Prompt: Check each line below for the word "Leben", and copy those that have it.

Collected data
○ ○ ○ ○ ○

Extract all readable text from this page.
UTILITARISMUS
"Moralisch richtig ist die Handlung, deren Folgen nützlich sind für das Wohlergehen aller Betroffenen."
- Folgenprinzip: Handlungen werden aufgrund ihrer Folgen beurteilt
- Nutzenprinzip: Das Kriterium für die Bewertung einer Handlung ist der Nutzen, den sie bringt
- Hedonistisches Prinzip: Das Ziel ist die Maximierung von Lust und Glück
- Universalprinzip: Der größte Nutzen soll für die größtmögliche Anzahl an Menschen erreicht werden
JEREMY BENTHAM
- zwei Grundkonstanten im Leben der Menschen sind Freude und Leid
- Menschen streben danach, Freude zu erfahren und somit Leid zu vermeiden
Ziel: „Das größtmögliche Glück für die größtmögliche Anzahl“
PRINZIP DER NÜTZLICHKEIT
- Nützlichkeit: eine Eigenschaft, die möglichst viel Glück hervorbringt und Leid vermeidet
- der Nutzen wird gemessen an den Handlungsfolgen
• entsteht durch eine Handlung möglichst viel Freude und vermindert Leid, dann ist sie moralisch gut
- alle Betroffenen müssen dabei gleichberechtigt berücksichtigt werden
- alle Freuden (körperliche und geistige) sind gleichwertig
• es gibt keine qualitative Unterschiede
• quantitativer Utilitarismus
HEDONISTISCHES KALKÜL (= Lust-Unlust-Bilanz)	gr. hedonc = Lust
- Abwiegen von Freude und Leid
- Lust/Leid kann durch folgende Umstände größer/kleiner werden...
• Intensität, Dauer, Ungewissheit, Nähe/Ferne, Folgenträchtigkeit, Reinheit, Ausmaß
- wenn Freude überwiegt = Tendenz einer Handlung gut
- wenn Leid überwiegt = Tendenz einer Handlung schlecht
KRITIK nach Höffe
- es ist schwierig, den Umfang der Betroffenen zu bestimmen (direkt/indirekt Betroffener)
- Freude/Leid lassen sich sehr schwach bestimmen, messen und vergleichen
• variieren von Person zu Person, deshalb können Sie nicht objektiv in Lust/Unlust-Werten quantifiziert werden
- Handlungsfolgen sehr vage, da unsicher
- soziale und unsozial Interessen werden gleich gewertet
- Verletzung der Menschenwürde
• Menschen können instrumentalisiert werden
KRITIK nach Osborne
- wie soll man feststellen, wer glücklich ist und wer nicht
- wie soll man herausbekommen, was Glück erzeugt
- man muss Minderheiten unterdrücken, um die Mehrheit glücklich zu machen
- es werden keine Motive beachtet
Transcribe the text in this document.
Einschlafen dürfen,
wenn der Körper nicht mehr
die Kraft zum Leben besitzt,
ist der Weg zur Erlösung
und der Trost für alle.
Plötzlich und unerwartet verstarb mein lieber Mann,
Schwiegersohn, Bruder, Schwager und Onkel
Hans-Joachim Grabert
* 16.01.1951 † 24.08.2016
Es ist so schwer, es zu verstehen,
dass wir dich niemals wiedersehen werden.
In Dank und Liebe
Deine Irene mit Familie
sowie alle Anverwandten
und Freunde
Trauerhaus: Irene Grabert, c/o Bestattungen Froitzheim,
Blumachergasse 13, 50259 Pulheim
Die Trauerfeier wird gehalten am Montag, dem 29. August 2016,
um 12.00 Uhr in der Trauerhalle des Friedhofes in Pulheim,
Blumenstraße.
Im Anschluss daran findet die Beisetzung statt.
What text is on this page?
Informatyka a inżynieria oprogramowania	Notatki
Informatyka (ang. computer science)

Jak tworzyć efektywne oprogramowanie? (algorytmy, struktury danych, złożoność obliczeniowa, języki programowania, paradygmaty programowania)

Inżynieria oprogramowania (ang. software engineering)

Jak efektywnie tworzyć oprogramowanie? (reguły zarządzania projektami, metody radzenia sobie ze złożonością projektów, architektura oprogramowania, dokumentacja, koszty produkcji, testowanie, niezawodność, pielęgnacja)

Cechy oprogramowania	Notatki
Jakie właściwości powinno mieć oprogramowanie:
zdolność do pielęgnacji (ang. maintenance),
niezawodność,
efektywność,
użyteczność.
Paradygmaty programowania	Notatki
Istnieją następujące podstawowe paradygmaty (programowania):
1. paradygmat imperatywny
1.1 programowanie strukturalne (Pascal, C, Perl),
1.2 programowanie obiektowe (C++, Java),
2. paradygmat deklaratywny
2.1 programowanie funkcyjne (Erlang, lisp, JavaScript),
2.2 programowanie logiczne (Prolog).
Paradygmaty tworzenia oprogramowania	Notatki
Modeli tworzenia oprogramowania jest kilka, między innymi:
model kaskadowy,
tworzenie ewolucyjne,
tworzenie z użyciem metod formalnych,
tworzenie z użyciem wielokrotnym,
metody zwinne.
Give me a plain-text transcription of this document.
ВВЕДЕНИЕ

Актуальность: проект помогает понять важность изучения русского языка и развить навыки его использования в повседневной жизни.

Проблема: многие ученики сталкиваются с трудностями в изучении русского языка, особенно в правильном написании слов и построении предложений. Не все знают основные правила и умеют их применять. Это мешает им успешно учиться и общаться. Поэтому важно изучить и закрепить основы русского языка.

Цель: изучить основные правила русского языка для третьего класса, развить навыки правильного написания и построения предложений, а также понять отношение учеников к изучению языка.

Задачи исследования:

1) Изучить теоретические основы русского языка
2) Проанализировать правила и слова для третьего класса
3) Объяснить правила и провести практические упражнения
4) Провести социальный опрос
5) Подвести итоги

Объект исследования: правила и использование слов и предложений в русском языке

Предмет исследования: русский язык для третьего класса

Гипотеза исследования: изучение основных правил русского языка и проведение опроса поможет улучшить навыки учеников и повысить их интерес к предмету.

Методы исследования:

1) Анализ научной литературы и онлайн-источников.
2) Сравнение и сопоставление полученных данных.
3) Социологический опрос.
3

○ ○ ○ ○ ○

Problem solution:
- zwei Grundkonstanten im Leben der Menschen sind Freude und Leid
die Kraft zum Leben besitzt,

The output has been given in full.